[Data records]
— BEGIN —
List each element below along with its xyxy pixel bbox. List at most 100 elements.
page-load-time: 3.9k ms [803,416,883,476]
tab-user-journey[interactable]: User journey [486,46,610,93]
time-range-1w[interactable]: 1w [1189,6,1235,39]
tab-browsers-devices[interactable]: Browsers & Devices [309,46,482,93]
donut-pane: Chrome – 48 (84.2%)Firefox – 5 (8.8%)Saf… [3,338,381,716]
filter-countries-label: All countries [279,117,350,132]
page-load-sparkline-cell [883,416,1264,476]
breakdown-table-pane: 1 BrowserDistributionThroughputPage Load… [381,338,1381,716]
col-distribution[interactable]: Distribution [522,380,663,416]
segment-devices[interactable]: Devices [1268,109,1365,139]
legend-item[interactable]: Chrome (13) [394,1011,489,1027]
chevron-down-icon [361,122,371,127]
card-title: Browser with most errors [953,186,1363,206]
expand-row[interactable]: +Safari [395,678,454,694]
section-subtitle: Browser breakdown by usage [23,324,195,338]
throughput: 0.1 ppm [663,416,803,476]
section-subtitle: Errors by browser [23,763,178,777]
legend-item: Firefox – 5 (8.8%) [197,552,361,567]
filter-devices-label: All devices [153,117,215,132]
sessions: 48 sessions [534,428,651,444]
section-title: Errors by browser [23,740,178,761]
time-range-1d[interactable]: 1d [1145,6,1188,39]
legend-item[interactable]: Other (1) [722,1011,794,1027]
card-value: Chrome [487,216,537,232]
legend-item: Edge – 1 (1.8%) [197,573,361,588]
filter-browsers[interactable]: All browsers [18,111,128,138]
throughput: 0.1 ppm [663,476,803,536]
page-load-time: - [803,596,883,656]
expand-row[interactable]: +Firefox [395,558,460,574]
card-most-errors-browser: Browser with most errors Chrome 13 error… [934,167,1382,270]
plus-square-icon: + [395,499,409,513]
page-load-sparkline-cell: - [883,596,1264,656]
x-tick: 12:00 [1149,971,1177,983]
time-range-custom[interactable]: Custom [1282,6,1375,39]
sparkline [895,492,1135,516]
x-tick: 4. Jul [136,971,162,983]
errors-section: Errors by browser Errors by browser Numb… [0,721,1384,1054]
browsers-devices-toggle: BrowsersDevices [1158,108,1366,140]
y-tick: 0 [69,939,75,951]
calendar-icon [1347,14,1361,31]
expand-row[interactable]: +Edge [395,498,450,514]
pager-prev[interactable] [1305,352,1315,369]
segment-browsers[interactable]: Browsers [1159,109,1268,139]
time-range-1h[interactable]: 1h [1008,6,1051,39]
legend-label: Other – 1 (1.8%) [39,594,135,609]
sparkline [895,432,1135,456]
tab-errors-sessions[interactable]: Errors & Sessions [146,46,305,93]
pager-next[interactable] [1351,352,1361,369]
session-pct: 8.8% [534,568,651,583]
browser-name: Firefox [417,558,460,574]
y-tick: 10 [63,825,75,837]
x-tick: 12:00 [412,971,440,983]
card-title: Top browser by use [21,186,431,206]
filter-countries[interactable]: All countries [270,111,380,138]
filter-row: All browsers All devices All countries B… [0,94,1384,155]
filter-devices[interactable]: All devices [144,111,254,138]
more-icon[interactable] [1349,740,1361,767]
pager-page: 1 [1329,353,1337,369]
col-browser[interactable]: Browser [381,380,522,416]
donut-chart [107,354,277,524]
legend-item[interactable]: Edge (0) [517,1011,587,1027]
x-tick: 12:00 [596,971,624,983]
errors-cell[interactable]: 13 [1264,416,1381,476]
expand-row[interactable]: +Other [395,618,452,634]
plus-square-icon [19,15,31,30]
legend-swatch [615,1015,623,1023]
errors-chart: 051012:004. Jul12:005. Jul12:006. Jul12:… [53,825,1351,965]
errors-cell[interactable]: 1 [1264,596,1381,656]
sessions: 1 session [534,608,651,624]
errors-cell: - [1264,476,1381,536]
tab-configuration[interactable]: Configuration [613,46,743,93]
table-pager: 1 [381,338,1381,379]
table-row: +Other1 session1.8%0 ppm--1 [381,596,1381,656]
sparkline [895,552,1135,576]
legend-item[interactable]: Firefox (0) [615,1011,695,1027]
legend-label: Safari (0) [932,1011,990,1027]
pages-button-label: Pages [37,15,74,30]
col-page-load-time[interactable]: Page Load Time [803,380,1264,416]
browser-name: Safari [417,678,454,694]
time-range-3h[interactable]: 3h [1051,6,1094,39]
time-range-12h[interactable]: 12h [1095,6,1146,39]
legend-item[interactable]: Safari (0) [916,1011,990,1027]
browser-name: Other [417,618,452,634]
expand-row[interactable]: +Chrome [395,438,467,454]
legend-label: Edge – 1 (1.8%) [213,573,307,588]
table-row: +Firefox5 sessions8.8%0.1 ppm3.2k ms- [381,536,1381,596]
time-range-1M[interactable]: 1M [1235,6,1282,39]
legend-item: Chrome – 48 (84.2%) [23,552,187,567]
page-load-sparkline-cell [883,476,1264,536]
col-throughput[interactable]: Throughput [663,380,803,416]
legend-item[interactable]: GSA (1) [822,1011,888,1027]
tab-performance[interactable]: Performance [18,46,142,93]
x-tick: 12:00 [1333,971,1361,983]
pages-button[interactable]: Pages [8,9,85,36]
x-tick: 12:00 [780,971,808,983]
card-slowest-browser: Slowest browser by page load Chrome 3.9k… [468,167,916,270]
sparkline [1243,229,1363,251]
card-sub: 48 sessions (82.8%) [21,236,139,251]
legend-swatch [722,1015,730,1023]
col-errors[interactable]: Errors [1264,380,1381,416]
— END —
Please reproduce everything from the first line of the entries down to and including the line that contains "throughput: 0.1 ppm [663,476,803,536]".

List each element below along with its xyxy pixel bbox. List at most 100 elements.
page-load-time: 3.9k ms [803,416,883,476]
tab-user-journey[interactable]: User journey [486,46,610,93]
time-range-1w[interactable]: 1w [1189,6,1235,39]
tab-browsers-devices[interactable]: Browsers & Devices [309,46,482,93]
donut-pane: Chrome – 48 (84.2%)Firefox – 5 (8.8%)Saf… [3,338,381,716]
filter-countries-label: All countries [279,117,350,132]
page-load-sparkline-cell [883,416,1264,476]
breakdown-table-pane: 1 BrowserDistributionThroughputPage Load… [381,338,1381,716]
col-distribution[interactable]: Distribution [522,380,663,416]
segment-devices[interactable]: Devices [1268,109,1365,139]
legend-item[interactable]: Chrome (13) [394,1011,489,1027]
chevron-down-icon [361,122,371,127]
card-title: Browser with most errors [953,186,1363,206]
expand-row[interactable]: +Safari [395,678,454,694]
section-subtitle: Browser breakdown by usage [23,324,195,338]
throughput: 0.1 ppm [663,416,803,476]
section-subtitle: Errors by browser [23,763,178,777]
legend-item: Firefox – 5 (8.8%) [197,552,361,567]
filter-devices-label: All devices [153,117,215,132]
sessions: 48 sessions [534,428,651,444]
section-title: Errors by browser [23,740,178,761]
time-range-1d[interactable]: 1d [1145,6,1188,39]
legend-item[interactable]: Other (1) [722,1011,794,1027]
card-value: Chrome [487,216,537,232]
legend-item: Edge – 1 (1.8%) [197,573,361,588]
filter-browsers[interactable]: All browsers [18,111,128,138]
throughput: 0.1 ppm [663,476,803,536]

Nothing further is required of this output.